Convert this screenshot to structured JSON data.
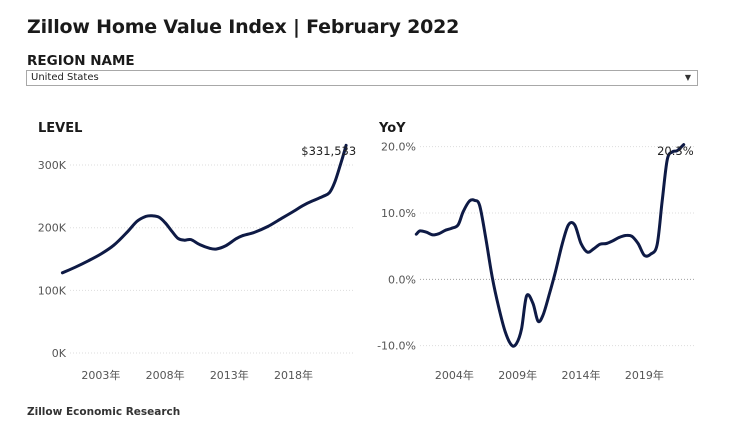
{
  "header": {
    "title": "Zillow Home Value Index | February 2022"
  },
  "region": {
    "label": "REGION NAME",
    "selected": "United States"
  },
  "footer": {
    "text": "Zillow Economic Research"
  },
  "colors": {
    "line": "#0e1a45",
    "grid": "#dddddd",
    "axis_text": "#555555"
  },
  "chart_data": [
    {
      "type": "line",
      "title": "LEVEL",
      "xlabel": "",
      "ylabel": "",
      "ylim": [
        0,
        340000
      ],
      "y_ticks": [
        0,
        100000,
        200000,
        300000
      ],
      "y_tick_labels": [
        "0K",
        "100K",
        "200K",
        "300K"
      ],
      "x_ticks": [
        2003,
        2008,
        2013,
        2018
      ],
      "x_tick_labels": [
        "2003年",
        "2008年",
        "2013年",
        "2018年"
      ],
      "xlim": [
        1999.5,
        2022.4
      ],
      "end_label": "$331,533",
      "grid": true,
      "x": [
        2000.0,
        2001.0,
        2002.0,
        2003.0,
        2004.0,
        2005.0,
        2005.8,
        2006.5,
        2007.0,
        2007.5,
        2008.0,
        2008.5,
        2009.0,
        2009.5,
        2010.0,
        2010.7,
        2011.5,
        2012.0,
        2012.7,
        2013.5,
        2014.0,
        2015.0,
        2016.0,
        2017.0,
        2018.0,
        2018.7,
        2019.5,
        2020.3,
        2020.8,
        2021.2,
        2021.6,
        2022.1
      ],
      "values": [
        128000,
        137000,
        147000,
        158000,
        172000,
        192000,
        210000,
        218000,
        219000,
        217000,
        208000,
        195000,
        183000,
        180000,
        181000,
        173000,
        167000,
        166000,
        171000,
        182000,
        187000,
        193000,
        202000,
        214000,
        226000,
        235000,
        243000,
        250000,
        256000,
        272000,
        297000,
        331533
      ]
    },
    {
      "type": "line",
      "title": "YoY",
      "xlabel": "",
      "ylabel": "",
      "ylim": [
        -10.5,
        21
      ],
      "y_ticks": [
        -10,
        0,
        10,
        20
      ],
      "y_tick_labels": [
        "-10.0%",
        "0.0%",
        "10.0%",
        "20.0%"
      ],
      "x_ticks": [
        2004,
        2009,
        2014,
        2019
      ],
      "x_tick_labels": [
        "2004年",
        "2009年",
        "2014年",
        "2019年"
      ],
      "xlim": [
        2000.5,
        2022.6
      ],
      "end_label": "20.3%",
      "grid": true,
      "x": [
        2001.0,
        2001.3,
        2001.8,
        2002.3,
        2002.8,
        2003.3,
        2003.8,
        2004.3,
        2004.7,
        2005.2,
        2005.6,
        2006.0,
        2006.5,
        2007.0,
        2007.5,
        2008.0,
        2008.5,
        2008.9,
        2009.3,
        2009.7,
        2010.2,
        2010.6,
        2011.0,
        2011.5,
        2012.0,
        2012.5,
        2013.0,
        2013.5,
        2014.0,
        2014.5,
        2015.0,
        2015.5,
        2016.0,
        2016.5,
        2017.0,
        2017.5,
        2018.0,
        2018.5,
        2019.0,
        2019.5,
        2020.0,
        2020.4,
        2020.8,
        2021.2,
        2021.6,
        2022.1
      ],
      "values": [
        6.8,
        7.3,
        7.1,
        6.7,
        6.9,
        7.4,
        7.7,
        8.2,
        10.2,
        11.8,
        11.9,
        11.1,
        6.0,
        0.2,
        -4.2,
        -7.8,
        -9.9,
        -9.7,
        -7.5,
        -2.5,
        -3.6,
        -6.3,
        -5.4,
        -2.2,
        1.3,
        5.2,
        8.2,
        8.2,
        5.4,
        4.1,
        4.6,
        5.3,
        5.4,
        5.8,
        6.3,
        6.6,
        6.5,
        5.4,
        3.6,
        3.8,
        5.2,
        11.7,
        18.0,
        19.2,
        19.4,
        20.3
      ]
    }
  ]
}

* WHAT TO WORK ON
Repeat the data exactly, without the pictures.

* THE RESPONSE
Convert this screenshot to structured JSON data.
{
  "header": {
    "title": "Zillow Home Value Index | February 2022"
  },
  "region": {
    "label": "REGION NAME",
    "selected": "United States"
  },
  "footer": {
    "text": "Zillow Economic Research"
  },
  "colors": {
    "line": "#0e1a45",
    "grid": "#dddddd",
    "axis_text": "#555555"
  },
  "chart_data": [
    {
      "type": "line",
      "title": "LEVEL",
      "xlabel": "",
      "ylabel": "",
      "ylim": [
        0,
        340000
      ],
      "y_ticks": [
        0,
        100000,
        200000,
        300000
      ],
      "y_tick_labels": [
        "0K",
        "100K",
        "200K",
        "300K"
      ],
      "x_ticks": [
        2003,
        2008,
        2013,
        2018
      ],
      "x_tick_labels": [
        "2003年",
        "2008年",
        "2013年",
        "2018年"
      ],
      "xlim": [
        1999.5,
        2022.4
      ],
      "end_label": "$331,533",
      "grid": true,
      "x": [
        2000.0,
        2001.0,
        2002.0,
        2003.0,
        2004.0,
        2005.0,
        2005.8,
        2006.5,
        2007.0,
        2007.5,
        2008.0,
        2008.5,
        2009.0,
        2009.5,
        2010.0,
        2010.7,
        2011.5,
        2012.0,
        2012.7,
        2013.5,
        2014.0,
        2015.0,
        2016.0,
        2017.0,
        2018.0,
        2018.7,
        2019.5,
        2020.3,
        2020.8,
        2021.2,
        2021.6,
        2022.1
      ],
      "values": [
        128000,
        137000,
        147000,
        158000,
        172000,
        192000,
        210000,
        218000,
        219000,
        217000,
        208000,
        195000,
        183000,
        180000,
        181000,
        173000,
        167000,
        166000,
        171000,
        182000,
        187000,
        193000,
        202000,
        214000,
        226000,
        235000,
        243000,
        250000,
        256000,
        272000,
        297000,
        331533
      ]
    },
    {
      "type": "line",
      "title": "YoY",
      "xlabel": "",
      "ylabel": "",
      "ylim": [
        -10.5,
        21
      ],
      "y_ticks": [
        -10,
        0,
        10,
        20
      ],
      "y_tick_labels": [
        "-10.0%",
        "0.0%",
        "10.0%",
        "20.0%"
      ],
      "x_ticks": [
        2004,
        2009,
        2014,
        2019
      ],
      "x_tick_labels": [
        "2004年",
        "2009年",
        "2014年",
        "2019年"
      ],
      "xlim": [
        2000.5,
        2022.6
      ],
      "end_label": "20.3%",
      "grid": true,
      "x": [
        2001.0,
        2001.3,
        2001.8,
        2002.3,
        2002.8,
        2003.3,
        2003.8,
        2004.3,
        2004.7,
        2005.2,
        2005.6,
        2006.0,
        2006.5,
        2007.0,
        2007.5,
        2008.0,
        2008.5,
        2008.9,
        2009.3,
        2009.7,
        2010.2,
        2010.6,
        2011.0,
        2011.5,
        2012.0,
        2012.5,
        2013.0,
        2013.5,
        2014.0,
        2014.5,
        2015.0,
        2015.5,
        2016.0,
        2016.5,
        2017.0,
        2017.5,
        2018.0,
        2018.5,
        2019.0,
        2019.5,
        2020.0,
        2020.4,
        2020.8,
        2021.2,
        2021.6,
        2022.1
      ],
      "values": [
        6.8,
        7.3,
        7.1,
        6.7,
        6.9,
        7.4,
        7.7,
        8.2,
        10.2,
        11.8,
        11.9,
        11.1,
        6.0,
        0.2,
        -4.2,
        -7.8,
        -9.9,
        -9.7,
        -7.5,
        -2.5,
        -3.6,
        -6.3,
        -5.4,
        -2.2,
        1.3,
        5.2,
        8.2,
        8.2,
        5.4,
        4.1,
        4.6,
        5.3,
        5.4,
        5.8,
        6.3,
        6.6,
        6.5,
        5.4,
        3.6,
        3.8,
        5.2,
        11.7,
        18.0,
        19.2,
        19.4,
        20.3
      ]
    }
  ]
}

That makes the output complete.